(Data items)
Begin

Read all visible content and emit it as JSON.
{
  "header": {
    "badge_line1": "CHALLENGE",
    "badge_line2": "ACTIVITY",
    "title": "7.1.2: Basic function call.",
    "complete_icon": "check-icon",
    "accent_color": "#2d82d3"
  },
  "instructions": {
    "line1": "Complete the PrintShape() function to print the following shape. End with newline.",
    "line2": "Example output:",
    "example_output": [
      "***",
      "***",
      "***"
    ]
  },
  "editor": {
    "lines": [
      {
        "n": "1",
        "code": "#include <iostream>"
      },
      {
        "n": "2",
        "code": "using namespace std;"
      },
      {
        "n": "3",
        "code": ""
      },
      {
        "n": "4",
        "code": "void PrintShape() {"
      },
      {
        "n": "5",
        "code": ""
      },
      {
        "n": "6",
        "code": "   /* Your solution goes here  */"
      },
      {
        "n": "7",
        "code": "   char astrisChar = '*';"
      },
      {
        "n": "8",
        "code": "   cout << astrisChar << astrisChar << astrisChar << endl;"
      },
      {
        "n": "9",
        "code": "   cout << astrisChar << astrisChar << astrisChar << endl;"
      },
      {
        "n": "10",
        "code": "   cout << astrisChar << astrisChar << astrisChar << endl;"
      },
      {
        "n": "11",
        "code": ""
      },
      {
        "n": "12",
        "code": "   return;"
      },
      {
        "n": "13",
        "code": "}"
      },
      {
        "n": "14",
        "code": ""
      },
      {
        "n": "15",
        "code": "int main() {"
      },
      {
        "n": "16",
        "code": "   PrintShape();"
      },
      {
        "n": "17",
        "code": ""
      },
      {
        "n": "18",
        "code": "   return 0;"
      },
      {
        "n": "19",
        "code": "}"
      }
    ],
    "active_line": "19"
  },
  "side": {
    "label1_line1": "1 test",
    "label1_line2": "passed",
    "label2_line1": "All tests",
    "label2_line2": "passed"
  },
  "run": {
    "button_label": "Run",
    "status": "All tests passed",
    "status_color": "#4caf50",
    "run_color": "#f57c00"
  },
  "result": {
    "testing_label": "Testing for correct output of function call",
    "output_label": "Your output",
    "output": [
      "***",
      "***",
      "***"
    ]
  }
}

End

> [Exercise directions] Each line of the listing should be copied exactly.

> [Exercise result]
Read all visible content and emit it as JSON.
{
  "header": {
    "badge_line1": "CHALLENGE",
    "badge_line2": "ACTIVITY",
    "title": "7.1.2: Basic function call.",
    "complete_icon": "check-icon",
    "accent_color": "#2d82d3"
  },
  "instructions": {
    "line1": "Complete the PrintShape() function to print the following shape. End with newline.",
    "line2": "Example output:",
    "example_output": [
      "***",
      "***",
      "***"
    ]
  },
  "editor": {
    "lines": [
      {
        "n": "1",
        "code": "#include <iostream>"
      },
      {
        "n": "2",
        "code": "using namespace std;"
      },
      {
        "n": "3",
        "code": ""
      },
      {
        "n": "4",
        "code": "void PrintShape() {"
      },
      {
        "n": "5",
        "code": ""
      },
      {
        "n": "6",
        "code": "   /* Your solution goes here  */"
      },
      {
        "n": "7",
        "code": "   char astrisChar = '*';"
      },
      {
        "n": "8",
        "code": "   cout << astrisChar << astrisChar << astrisChar << endl;"
      },
      {
        "n": "9",
        "code": "   cout << astrisChar << astrisChar << astrisChar << endl;"
      },
      {
        "n": "10",
        "code": "   cout << astrisChar << astrisChar << astrisChar << endl;"
      },
      {
        "n": "11",
        "code": ""
      },
      {
        "n": "12",
        "code": "   return;"
      },
      {
        "n": "13",
        "code": "}"
      },
      {
        "n": "14",
        "code": ""
      },
      {
        "n": "15",
        "code": "int main() {"
      },
      {
        "n": "16",
        "code": "   PrintShape();"
      },
      {
        "n": "17",
        "code": ""
      },
      {
        "n": "18",
        "code": "   return 0;"
      },
      {
        "n": "19",
        "code": "}"
      }
    ],
    "active_line": "19"
  },
  "side": {
    "label1_line1": "1 test",
    "label1_line2": "passed",
    "label2_line1": "All tests",
    "label2_line2": "passed"
  },
  "run": {
    "button_label": "Run",
    "status": "All tests passed",
    "status_color": "#4caf50",
    "run_color": "#f57c00"
  },
  "result": {
    "testing_label": "Testing for correct output of function call",
    "output_label": "Your output",
    "output": [
      "***",
      "***",
      "***"
    ]
  }
}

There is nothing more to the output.